• **PROBLEMA PLANTEADO**: Transcribe sin ningún cambio todas las líneas del listado.

• **LISTADO**:
——

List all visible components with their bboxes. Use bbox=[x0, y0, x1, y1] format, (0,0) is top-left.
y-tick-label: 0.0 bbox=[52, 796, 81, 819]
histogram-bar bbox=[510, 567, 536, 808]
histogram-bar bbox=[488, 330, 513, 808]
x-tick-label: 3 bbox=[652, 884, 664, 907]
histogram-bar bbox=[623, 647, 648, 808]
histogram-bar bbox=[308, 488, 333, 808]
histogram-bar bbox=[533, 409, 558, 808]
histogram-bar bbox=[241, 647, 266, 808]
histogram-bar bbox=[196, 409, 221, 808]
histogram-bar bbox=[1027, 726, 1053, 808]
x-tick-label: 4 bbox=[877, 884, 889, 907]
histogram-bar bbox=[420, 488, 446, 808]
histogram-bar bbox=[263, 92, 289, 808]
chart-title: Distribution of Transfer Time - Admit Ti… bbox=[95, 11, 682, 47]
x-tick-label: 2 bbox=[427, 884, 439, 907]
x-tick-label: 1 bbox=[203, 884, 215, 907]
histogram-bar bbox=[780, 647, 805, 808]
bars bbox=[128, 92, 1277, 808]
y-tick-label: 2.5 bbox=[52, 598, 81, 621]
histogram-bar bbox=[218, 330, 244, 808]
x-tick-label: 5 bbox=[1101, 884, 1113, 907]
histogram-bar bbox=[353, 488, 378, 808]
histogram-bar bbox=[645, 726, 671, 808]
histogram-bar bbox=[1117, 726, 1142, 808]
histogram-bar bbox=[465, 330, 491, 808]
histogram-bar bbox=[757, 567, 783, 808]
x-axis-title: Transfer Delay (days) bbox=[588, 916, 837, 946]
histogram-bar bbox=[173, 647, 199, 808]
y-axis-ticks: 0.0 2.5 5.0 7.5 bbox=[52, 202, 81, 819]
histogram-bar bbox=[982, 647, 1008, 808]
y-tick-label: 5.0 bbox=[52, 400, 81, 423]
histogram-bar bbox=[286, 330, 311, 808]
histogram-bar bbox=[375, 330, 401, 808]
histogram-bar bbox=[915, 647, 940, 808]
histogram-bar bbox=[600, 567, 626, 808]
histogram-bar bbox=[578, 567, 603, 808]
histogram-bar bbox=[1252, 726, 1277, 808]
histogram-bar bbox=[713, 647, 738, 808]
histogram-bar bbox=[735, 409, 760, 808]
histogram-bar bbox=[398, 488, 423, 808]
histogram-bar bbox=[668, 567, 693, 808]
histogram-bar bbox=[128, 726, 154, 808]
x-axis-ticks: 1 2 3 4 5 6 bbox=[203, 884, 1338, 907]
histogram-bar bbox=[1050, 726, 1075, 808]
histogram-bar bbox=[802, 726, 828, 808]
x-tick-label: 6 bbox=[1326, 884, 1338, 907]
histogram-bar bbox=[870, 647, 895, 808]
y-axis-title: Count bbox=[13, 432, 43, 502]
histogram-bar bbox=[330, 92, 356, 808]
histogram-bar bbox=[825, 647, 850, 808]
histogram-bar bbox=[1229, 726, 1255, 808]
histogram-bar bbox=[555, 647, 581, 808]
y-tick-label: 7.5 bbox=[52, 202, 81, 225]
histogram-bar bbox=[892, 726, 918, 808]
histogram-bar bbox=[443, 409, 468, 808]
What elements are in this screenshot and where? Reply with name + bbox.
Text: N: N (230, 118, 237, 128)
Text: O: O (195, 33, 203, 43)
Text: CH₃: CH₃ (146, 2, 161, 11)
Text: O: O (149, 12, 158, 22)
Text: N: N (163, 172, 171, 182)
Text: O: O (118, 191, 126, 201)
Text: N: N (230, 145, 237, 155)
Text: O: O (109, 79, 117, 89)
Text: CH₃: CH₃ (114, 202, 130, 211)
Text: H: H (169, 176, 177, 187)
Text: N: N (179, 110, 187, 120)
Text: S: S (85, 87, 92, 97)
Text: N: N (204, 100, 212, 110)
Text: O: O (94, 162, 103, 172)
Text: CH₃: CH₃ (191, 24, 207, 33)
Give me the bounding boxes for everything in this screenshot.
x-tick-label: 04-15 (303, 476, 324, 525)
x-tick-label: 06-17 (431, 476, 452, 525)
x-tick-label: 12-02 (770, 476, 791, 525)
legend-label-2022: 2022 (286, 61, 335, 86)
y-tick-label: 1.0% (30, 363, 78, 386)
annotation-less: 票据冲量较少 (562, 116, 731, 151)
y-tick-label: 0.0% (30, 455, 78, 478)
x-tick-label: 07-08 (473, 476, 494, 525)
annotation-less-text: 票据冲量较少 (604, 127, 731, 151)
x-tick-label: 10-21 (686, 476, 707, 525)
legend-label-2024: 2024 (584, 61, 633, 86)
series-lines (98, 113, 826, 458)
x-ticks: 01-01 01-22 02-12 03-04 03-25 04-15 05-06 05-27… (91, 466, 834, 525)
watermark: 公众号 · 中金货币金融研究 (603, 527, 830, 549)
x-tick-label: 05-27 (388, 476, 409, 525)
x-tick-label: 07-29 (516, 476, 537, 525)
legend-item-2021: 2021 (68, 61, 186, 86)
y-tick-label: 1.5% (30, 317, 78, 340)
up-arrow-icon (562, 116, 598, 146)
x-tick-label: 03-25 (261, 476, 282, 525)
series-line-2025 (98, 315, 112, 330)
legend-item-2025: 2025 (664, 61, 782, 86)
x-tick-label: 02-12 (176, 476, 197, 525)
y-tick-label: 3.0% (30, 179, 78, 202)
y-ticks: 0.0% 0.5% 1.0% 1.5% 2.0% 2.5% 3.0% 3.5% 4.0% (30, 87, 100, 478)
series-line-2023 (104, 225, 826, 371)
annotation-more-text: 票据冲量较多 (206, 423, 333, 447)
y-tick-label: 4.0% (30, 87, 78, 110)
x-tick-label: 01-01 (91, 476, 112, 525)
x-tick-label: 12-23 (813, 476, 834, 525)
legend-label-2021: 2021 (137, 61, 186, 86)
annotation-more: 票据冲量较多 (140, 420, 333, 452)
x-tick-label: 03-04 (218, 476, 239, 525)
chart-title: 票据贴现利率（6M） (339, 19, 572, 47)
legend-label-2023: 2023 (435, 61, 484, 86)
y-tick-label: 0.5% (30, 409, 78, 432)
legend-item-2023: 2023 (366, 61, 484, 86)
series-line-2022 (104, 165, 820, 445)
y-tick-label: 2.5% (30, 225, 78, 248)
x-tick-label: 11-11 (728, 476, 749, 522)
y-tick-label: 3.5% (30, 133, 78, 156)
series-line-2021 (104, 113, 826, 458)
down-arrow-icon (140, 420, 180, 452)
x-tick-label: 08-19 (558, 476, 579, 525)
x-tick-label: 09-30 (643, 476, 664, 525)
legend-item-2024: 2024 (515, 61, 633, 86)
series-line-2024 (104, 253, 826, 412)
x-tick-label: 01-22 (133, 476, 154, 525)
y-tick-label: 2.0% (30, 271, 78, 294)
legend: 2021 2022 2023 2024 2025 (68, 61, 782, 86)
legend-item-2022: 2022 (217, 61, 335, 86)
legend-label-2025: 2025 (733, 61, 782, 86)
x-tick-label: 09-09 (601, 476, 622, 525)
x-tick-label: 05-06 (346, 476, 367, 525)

——

• **RESULTADO DE LA TAREA**:
List all visible components with their bboxes. Use bbox=[x0, y0, x1, y1] format, (0,0) is top-left.
y-tick-label: 0.0 bbox=[52, 796, 81, 819]
histogram-bar bbox=[510, 567, 536, 808]
histogram-bar bbox=[488, 330, 513, 808]
x-tick-label: 3 bbox=[652, 884, 664, 907]
histogram-bar bbox=[623, 647, 648, 808]
histogram-bar bbox=[308, 488, 333, 808]
histogram-bar bbox=[533, 409, 558, 808]
histogram-bar bbox=[241, 647, 266, 808]
histogram-bar bbox=[196, 409, 221, 808]
histogram-bar bbox=[1027, 726, 1053, 808]
x-tick-label: 4 bbox=[877, 884, 889, 907]
histogram-bar bbox=[420, 488, 446, 808]
histogram-bar bbox=[263, 92, 289, 808]
chart-title: Distribution of Transfer Time - Admit Ti… bbox=[95, 11, 682, 47]
x-tick-label: 2 bbox=[427, 884, 439, 907]
x-tick-label: 1 bbox=[203, 884, 215, 907]
histogram-bar bbox=[780, 647, 805, 808]
bars bbox=[128, 92, 1277, 808]
y-tick-label: 2.5 bbox=[52, 598, 81, 621]
histogram-bar bbox=[218, 330, 244, 808]
x-tick-label: 5 bbox=[1101, 884, 1113, 907]
histogram-bar bbox=[353, 488, 378, 808]
histogram-bar bbox=[645, 726, 671, 808]
histogram-bar bbox=[1117, 726, 1142, 808]
histogram-bar bbox=[465, 330, 491, 808]
histogram-bar bbox=[757, 567, 783, 808]
x-axis-title: Transfer Delay (days) bbox=[588, 916, 837, 946]
histogram-bar bbox=[173, 647, 199, 808]
y-axis-ticks: 0.0 2.5 5.0 7.5 bbox=[52, 202, 81, 819]
histogram-bar bbox=[982, 647, 1008, 808]
y-tick-label: 5.0 bbox=[52, 400, 81, 423]
histogram-bar bbox=[286, 330, 311, 808]
histogram-bar bbox=[375, 330, 401, 808]
histogram-bar bbox=[915, 647, 940, 808]
histogram-bar bbox=[600, 567, 626, 808]
histogram-bar bbox=[578, 567, 603, 808]
histogram-bar bbox=[1252, 726, 1277, 808]
histogram-bar bbox=[713, 647, 738, 808]
histogram-bar bbox=[735, 409, 760, 808]
histogram-bar bbox=[398, 488, 423, 808]
histogram-bar bbox=[668, 567, 693, 808]
histogram-bar bbox=[128, 726, 154, 808]
x-axis-ticks: 1 2 3 4 5 6 bbox=[203, 884, 1338, 907]
histogram-bar bbox=[1050, 726, 1075, 808]
histogram-bar bbox=[802, 726, 828, 808]
x-tick-label: 6 bbox=[1326, 884, 1338, 907]
histogram-bar bbox=[870, 647, 895, 808]
y-axis-title: Count bbox=[13, 432, 43, 502]
histogram-bar bbox=[330, 92, 356, 808]
histogram-bar bbox=[825, 647, 850, 808]
histogram-bar bbox=[1229, 726, 1255, 808]
histogram-bar bbox=[555, 647, 581, 808]
y-tick-label: 7.5 bbox=[52, 202, 81, 225]
histogram-bar bbox=[892, 726, 918, 808]
histogram-bar bbox=[443, 409, 468, 808]
What elements are in this screenshot and where? Reply with name + bbox.
Text: N: N (230, 118, 237, 128)
Text: O: O (195, 33, 203, 43)
Text: CH₃: CH₃ (146, 2, 161, 11)
Text: O: O (149, 12, 158, 22)
Text: N: N (163, 172, 171, 182)
Text: O: O (118, 191, 126, 201)
Text: N: N (230, 145, 237, 155)
Text: O: O (109, 79, 117, 89)
Text: CH₃: CH₃ (114, 202, 130, 211)
Text: H: H (169, 176, 177, 187)
Text: N: N (179, 110, 187, 120)
Text: S: S (85, 87, 92, 97)
Text: N: N (204, 100, 212, 110)
Text: O: O (94, 162, 103, 172)
Text: CH₃: CH₃ (191, 24, 207, 33)
Give me the bounding boxes for everything in this screenshot.
x-tick-label: 04-15 (303, 476, 324, 525)
x-tick-label: 06-17 (431, 476, 452, 525)
x-tick-label: 12-02 (770, 476, 791, 525)
legend-label-2022: 2022 (286, 61, 335, 86)
y-tick-label: 1.0% (30, 363, 78, 386)
annotation-less: 票据冲量较少 (562, 116, 731, 151)
y-tick-label: 0.0% (30, 455, 78, 478)
x-tick-label: 07-08 (473, 476, 494, 525)
annotation-less-text: 票据冲量较少 (604, 127, 731, 151)
x-tick-label: 10-21 (686, 476, 707, 525)
legend-label-2024: 2024 (584, 61, 633, 86)
series-lines (98, 113, 826, 458)
x-ticks: 01-01 01-22 02-12 03-04 03-25 04-15 05-06 05-27… (91, 466, 834, 525)
watermark: 公众号 · 中金货币金融研究 (603, 527, 830, 549)
x-tick-label: 05-27 (388, 476, 409, 525)
x-tick-label: 07-29 (516, 476, 537, 525)
legend-item-2021: 2021 (68, 61, 186, 86)
y-tick-label: 1.5% (30, 317, 78, 340)
up-arrow-icon (562, 116, 598, 146)
x-tick-label: 03-25 (261, 476, 282, 525)
series-line-2025 (98, 315, 112, 330)
legend-item-2025: 2025 (664, 61, 782, 86)
x-tick-label: 02-12 (176, 476, 197, 525)
y-tick-label: 3.0% (30, 179, 78, 202)
y-ticks: 0.0% 0.5% 1.0% 1.5% 2.0% 2.5% 3.0% 3.5% 4.0% (30, 87, 100, 478)
series-line-2023 (104, 225, 826, 371)
annotation-more-text: 票据冲量较多 (206, 423, 333, 447)
y-tick-label: 4.0% (30, 87, 78, 110)
x-tick-label: 01-01 (91, 476, 112, 525)
x-tick-label: 12-23 (813, 476, 834, 525)
legend-label-2021: 2021 (137, 61, 186, 86)
annotation-more: 票据冲量较多 (140, 420, 333, 452)
x-tick-label: 03-04 (218, 476, 239, 525)
chart-title: 票据贴现利率（6M） (339, 19, 572, 47)
legend-label-2023: 2023 (435, 61, 484, 86)
y-tick-label: 0.5% (30, 409, 78, 432)
legend-item-2023: 2023 (366, 61, 484, 86)
series-line-2022 (104, 165, 820, 445)
y-tick-label: 2.5% (30, 225, 78, 248)
x-tick-label: 11-11 (728, 476, 749, 522)
y-tick-label: 3.5% (30, 133, 78, 156)
series-line-2021 (104, 113, 826, 458)
down-arrow-icon (140, 420, 180, 452)
x-tick-label: 08-19 (558, 476, 579, 525)
x-tick-label: 09-30 (643, 476, 664, 525)
legend-item-2024: 2024 (515, 61, 633, 86)
series-line-2024 (104, 253, 826, 412)
x-tick-label: 01-22 (133, 476, 154, 525)
y-tick-label: 2.0% (30, 271, 78, 294)
legend: 2021 2022 2023 2024 2025 (68, 61, 782, 86)
legend-item-2022: 2022 (217, 61, 335, 86)
legend-label-2025: 2025 (733, 61, 782, 86)
x-tick-label: 09-09 (601, 476, 622, 525)
x-tick-label: 05-06 (346, 476, 367, 525)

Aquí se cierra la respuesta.